** begin Data to use **

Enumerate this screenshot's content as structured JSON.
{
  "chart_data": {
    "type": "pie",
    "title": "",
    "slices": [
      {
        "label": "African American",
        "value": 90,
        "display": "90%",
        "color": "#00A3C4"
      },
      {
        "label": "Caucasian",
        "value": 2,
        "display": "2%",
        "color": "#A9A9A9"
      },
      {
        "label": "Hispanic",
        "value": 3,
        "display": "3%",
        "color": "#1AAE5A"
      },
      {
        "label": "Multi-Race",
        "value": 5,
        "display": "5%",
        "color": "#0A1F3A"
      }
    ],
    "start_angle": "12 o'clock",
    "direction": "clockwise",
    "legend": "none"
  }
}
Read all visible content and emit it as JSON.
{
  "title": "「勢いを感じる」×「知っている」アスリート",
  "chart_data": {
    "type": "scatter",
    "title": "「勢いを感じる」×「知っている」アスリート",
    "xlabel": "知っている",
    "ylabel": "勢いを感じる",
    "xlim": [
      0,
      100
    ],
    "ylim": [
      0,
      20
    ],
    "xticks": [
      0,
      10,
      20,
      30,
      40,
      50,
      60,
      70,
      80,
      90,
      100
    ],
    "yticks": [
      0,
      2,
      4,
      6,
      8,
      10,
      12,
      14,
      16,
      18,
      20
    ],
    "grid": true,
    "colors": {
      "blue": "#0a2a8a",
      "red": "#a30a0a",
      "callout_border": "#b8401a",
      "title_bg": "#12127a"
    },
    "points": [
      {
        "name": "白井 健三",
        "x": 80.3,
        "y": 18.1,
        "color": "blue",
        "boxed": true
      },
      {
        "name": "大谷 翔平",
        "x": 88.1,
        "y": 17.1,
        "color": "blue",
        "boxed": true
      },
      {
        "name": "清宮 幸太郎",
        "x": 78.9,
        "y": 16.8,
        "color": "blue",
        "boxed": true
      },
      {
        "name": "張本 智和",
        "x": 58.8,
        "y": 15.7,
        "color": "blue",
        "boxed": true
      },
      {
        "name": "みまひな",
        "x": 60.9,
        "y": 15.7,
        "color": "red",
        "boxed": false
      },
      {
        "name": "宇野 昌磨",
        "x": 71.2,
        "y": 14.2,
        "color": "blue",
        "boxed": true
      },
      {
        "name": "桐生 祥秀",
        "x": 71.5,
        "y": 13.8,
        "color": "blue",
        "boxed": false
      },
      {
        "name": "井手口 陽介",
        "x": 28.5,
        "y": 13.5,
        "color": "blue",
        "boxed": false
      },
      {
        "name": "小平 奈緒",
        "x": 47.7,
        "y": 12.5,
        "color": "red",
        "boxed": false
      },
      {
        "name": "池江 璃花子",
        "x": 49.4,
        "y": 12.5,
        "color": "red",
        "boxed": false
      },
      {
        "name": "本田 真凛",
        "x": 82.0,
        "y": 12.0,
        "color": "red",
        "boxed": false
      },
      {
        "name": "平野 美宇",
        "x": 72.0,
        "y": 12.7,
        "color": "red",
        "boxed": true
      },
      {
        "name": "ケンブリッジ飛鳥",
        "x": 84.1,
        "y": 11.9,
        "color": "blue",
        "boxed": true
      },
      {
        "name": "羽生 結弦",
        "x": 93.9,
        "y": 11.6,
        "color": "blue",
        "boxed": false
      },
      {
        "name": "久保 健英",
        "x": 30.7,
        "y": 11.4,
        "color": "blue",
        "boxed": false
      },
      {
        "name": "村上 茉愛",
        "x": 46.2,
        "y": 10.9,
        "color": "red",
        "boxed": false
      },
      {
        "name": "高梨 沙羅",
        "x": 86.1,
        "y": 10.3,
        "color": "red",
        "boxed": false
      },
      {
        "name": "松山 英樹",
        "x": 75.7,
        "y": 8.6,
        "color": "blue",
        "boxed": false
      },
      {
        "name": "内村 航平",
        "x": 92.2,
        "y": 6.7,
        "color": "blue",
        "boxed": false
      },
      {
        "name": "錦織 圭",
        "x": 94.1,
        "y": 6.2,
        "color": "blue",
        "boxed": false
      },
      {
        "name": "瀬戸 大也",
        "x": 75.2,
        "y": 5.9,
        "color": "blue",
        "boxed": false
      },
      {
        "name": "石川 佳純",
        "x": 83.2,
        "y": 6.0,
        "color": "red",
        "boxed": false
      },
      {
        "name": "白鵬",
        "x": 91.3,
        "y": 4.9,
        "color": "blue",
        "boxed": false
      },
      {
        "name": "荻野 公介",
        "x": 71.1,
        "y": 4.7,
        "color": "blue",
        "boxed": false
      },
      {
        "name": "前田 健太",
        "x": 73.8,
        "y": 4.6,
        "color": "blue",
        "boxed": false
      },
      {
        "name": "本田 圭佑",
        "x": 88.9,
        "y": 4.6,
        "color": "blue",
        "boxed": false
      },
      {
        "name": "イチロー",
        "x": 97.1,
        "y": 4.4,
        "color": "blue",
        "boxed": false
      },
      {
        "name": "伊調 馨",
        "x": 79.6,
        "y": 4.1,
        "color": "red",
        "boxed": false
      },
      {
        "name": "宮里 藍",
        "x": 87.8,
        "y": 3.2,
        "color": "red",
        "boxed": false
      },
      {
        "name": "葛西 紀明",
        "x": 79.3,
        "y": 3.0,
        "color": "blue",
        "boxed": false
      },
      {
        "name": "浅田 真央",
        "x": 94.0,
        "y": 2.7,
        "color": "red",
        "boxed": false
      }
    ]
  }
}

** end Data to use **

● Your task
State how many lines of the entries above include the word "勢いを感じる", offering no text other than the number.

● Task answer
3